Challenge =
In the listing below, find every line with the string "года" and pull it out.

Entries =
=====

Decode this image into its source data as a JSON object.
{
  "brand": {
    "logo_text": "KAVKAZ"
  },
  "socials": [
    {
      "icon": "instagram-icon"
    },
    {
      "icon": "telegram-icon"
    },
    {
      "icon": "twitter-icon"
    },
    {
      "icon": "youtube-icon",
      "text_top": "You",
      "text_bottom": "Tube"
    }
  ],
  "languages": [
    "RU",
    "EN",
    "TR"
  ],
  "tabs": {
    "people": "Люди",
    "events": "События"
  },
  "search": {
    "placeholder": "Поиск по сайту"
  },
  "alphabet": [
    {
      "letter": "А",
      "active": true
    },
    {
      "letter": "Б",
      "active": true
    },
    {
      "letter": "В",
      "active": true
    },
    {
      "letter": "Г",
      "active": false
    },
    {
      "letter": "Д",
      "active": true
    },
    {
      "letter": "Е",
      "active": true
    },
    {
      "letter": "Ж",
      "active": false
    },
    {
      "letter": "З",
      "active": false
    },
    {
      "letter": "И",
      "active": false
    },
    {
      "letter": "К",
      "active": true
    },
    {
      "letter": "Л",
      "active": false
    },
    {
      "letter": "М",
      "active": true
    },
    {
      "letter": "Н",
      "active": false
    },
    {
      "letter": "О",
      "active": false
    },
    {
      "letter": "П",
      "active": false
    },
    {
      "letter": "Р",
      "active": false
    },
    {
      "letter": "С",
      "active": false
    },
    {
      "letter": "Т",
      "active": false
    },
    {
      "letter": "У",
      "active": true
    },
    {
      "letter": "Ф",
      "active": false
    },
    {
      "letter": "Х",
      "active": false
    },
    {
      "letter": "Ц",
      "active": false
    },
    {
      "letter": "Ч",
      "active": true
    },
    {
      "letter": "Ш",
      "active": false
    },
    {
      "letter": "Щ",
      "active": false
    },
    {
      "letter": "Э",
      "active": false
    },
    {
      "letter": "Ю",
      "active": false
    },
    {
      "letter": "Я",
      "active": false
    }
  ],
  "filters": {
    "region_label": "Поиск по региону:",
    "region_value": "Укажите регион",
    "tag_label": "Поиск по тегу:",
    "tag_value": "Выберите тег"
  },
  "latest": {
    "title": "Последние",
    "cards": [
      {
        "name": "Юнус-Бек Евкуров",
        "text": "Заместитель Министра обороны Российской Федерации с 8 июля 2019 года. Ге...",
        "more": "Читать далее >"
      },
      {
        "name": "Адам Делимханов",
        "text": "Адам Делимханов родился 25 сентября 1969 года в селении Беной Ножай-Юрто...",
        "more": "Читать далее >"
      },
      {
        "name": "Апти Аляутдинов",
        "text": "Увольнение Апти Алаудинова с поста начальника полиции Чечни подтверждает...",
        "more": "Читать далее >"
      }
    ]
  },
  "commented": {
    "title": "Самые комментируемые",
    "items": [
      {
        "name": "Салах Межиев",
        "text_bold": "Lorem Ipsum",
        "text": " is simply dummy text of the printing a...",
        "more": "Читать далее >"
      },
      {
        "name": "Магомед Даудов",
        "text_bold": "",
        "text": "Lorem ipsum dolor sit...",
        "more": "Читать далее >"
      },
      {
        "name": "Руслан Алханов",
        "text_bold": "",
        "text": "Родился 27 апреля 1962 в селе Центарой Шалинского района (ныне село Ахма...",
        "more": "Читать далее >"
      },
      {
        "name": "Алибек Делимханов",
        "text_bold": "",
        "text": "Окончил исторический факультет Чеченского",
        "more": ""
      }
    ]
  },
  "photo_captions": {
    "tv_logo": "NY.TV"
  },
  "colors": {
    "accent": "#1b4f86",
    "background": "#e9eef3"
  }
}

=====

Written solution =
        "text": "Заместитель Министра обороны Российской Федерации с 8 июля 2019 года. Ге...",
        "text": "Адам Делимханов родился 25 сентября 1969 года в селении Беной Ножай-Юрто...",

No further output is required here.